BEGIN DATA SHOWN

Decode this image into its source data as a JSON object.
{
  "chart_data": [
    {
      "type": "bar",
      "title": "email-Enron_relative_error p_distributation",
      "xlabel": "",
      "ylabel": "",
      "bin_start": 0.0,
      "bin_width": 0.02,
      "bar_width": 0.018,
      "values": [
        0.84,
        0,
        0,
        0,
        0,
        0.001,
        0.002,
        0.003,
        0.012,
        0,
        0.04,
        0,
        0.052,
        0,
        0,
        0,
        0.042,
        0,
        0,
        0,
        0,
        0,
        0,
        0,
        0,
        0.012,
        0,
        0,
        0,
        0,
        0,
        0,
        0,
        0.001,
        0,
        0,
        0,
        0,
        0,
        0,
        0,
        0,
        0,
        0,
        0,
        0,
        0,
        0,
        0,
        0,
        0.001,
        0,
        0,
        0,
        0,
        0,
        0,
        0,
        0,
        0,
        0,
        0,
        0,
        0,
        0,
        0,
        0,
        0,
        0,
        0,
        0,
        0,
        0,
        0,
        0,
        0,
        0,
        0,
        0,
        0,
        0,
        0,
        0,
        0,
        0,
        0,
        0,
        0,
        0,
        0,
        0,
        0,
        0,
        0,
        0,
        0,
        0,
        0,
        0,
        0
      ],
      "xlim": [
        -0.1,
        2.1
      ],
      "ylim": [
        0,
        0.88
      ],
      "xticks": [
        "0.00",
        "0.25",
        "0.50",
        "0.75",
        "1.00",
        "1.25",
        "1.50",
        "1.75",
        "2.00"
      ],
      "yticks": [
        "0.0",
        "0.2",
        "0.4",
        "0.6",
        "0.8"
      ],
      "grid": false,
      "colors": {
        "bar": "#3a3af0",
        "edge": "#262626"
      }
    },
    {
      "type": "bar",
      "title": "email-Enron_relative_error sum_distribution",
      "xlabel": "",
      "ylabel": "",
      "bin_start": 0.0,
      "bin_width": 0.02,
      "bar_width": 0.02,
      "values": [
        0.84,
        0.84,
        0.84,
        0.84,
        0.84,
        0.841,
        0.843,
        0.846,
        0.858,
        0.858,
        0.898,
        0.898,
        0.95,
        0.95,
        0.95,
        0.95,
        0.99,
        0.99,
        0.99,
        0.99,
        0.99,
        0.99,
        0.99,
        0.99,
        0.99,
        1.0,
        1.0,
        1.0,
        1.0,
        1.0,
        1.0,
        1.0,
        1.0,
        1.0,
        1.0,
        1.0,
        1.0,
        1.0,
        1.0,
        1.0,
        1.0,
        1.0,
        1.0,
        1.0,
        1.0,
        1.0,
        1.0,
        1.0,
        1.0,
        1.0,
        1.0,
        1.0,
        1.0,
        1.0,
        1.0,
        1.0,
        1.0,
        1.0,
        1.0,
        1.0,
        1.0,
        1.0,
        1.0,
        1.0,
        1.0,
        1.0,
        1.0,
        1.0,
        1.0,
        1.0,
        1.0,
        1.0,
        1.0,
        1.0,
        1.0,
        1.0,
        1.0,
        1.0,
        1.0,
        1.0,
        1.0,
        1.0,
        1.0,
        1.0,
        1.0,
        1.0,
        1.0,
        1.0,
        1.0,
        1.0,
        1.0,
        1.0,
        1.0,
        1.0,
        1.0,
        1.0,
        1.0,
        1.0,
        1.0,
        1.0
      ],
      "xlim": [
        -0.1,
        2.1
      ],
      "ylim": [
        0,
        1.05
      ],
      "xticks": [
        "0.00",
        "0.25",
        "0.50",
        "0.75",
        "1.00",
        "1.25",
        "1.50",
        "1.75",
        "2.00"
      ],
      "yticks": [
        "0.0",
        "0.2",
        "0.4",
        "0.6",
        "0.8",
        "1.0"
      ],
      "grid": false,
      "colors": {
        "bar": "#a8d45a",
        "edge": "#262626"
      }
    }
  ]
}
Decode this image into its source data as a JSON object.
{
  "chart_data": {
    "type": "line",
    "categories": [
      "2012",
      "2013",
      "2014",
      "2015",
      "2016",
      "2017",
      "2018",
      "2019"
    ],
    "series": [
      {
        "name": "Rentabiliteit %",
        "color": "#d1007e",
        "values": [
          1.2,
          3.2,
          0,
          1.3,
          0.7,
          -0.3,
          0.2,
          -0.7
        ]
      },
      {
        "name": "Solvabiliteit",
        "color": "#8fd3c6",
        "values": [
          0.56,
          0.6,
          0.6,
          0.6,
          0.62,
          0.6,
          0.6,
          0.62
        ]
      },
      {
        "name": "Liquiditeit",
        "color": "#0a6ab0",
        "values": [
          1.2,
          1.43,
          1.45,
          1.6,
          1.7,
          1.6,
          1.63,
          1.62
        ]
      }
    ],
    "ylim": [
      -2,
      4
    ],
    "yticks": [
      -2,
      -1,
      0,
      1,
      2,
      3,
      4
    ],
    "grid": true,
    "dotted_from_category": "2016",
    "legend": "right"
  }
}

END DATA SHOWN

STATED TASK | Reproduce every line above without error.

THE REPLY |
Decode this image into its source data as a JSON object.
{
  "chart_data": [
    {
      "type": "bar",
      "title": "email-Enron_relative_error p_distributation",
      "xlabel": "",
      "ylabel": "",
      "bin_start": 0.0,
      "bin_width": 0.02,
      "bar_width": 0.018,
      "values": [
        0.84,
        0,
        0,
        0,
        0,
        0.001,
        0.002,
        0.003,
        0.012,
        0,
        0.04,
        0,
        0.052,
        0,
        0,
        0,
        0.042,
        0,
        0,
        0,
        0,
        0,
        0,
        0,
        0,
        0.012,
        0,
        0,
        0,
        0,
        0,
        0,
        0,
        0.001,
        0,
        0,
        0,
        0,
        0,
        0,
        0,
        0,
        0,
        0,
        0,
        0,
        0,
        0,
        0,
        0,
        0.001,
        0,
        0,
        0,
        0,
        0,
        0,
        0,
        0,
        0,
        0,
        0,
        0,
        0,
        0,
        0,
        0,
        0,
        0,
        0,
        0,
        0,
        0,
        0,
        0,
        0,
        0,
        0,
        0,
        0,
        0,
        0,
        0,
        0,
        0,
        0,
        0,
        0,
        0,
        0,
        0,
        0,
        0,
        0,
        0,
        0,
        0,
        0,
        0,
        0
      ],
      "xlim": [
        -0.1,
        2.1
      ],
      "ylim": [
        0,
        0.88
      ],
      "xticks": [
        "0.00",
        "0.25",
        "0.50",
        "0.75",
        "1.00",
        "1.25",
        "1.50",
        "1.75",
        "2.00"
      ],
      "yticks": [
        "0.0",
        "0.2",
        "0.4",
        "0.6",
        "0.8"
      ],
      "grid": false,
      "colors": {
        "bar": "#3a3af0",
        "edge": "#262626"
      }
    },
    {
      "type": "bar",
      "title": "email-Enron_relative_error sum_distribution",
      "xlabel": "",
      "ylabel": "",
      "bin_start": 0.0,
      "bin_width": 0.02,
      "bar_width": 0.02,
      "values": [
        0.84,
        0.84,
        0.84,
        0.84,
        0.84,
        0.841,
        0.843,
        0.846,
        0.858,
        0.858,
        0.898,
        0.898,
        0.95,
        0.95,
        0.95,
        0.95,
        0.99,
        0.99,
        0.99,
        0.99,
        0.99,
        0.99,
        0.99,
        0.99,
        0.99,
        1.0,
        1.0,
        1.0,
        1.0,
        1.0,
        1.0,
        1.0,
        1.0,
        1.0,
        1.0,
        1.0,
        1.0,
        1.0,
        1.0,
        1.0,
        1.0,
        1.0,
        1.0,
        1.0,
        1.0,
        1.0,
        1.0,
        1.0,
        1.0,
        1.0,
        1.0,
        1.0,
        1.0,
        1.0,
        1.0,
        1.0,
        1.0,
        1.0,
        1.0,
        1.0,
        1.0,
        1.0,
        1.0,
        1.0,
        1.0,
        1.0,
        1.0,
        1.0,
        1.0,
        1.0,
        1.0,
        1.0,
        1.0,
        1.0,
        1.0,
        1.0,
        1.0,
        1.0,
        1.0,
        1.0,
        1.0,
        1.0,
        1.0,
        1.0,
        1.0,
        1.0,
        1.0,
        1.0,
        1.0,
        1.0,
        1.0,
        1.0,
        1.0,
        1.0,
        1.0,
        1.0,
        1.0,
        1.0,
        1.0,
        1.0
      ],
      "xlim": [
        -0.1,
        2.1
      ],
      "ylim": [
        0,
        1.05
      ],
      "xticks": [
        "0.00",
        "0.25",
        "0.50",
        "0.75",
        "1.00",
        "1.25",
        "1.50",
        "1.75",
        "2.00"
      ],
      "yticks": [
        "0.0",
        "0.2",
        "0.4",
        "0.6",
        "0.8",
        "1.0"
      ],
      "grid": false,
      "colors": {
        "bar": "#a8d45a",
        "edge": "#262626"
      }
    }
  ]
}
Decode this image into its source data as a JSON object.
{
  "chart_data": {
    "type": "line",
    "categories": [
      "2012",
      "2013",
      "2014",
      "2015",
      "2016",
      "2017",
      "2018",
      "2019"
    ],
    "series": [
      {
        "name": "Rentabiliteit %",
        "color": "#d1007e",
        "values": [
          1.2,
          3.2,
          0,
          1.3,
          0.7,
          -0.3,
          0.2,
          -0.7
        ]
      },
      {
        "name": "Solvabiliteit",
        "color": "#8fd3c6",
        "values": [
          0.56,
          0.6,
          0.6,
          0.6,
          0.62,
          0.6,
          0.6,
          0.62
        ]
      },
      {
        "name": "Liquiditeit",
        "color": "#0a6ab0",
        "values": [
          1.2,
          1.43,
          1.45,
          1.6,
          1.7,
          1.6,
          1.63,
          1.62
        ]
      }
    ],
    "ylim": [
      -2,
      4
    ],
    "yticks": [
      -2,
      -1,
      0,
      1,
      2,
      3,
      4
    ],
    "grid": true,
    "dotted_from_category": "2016",
    "legend": "right"
  }
}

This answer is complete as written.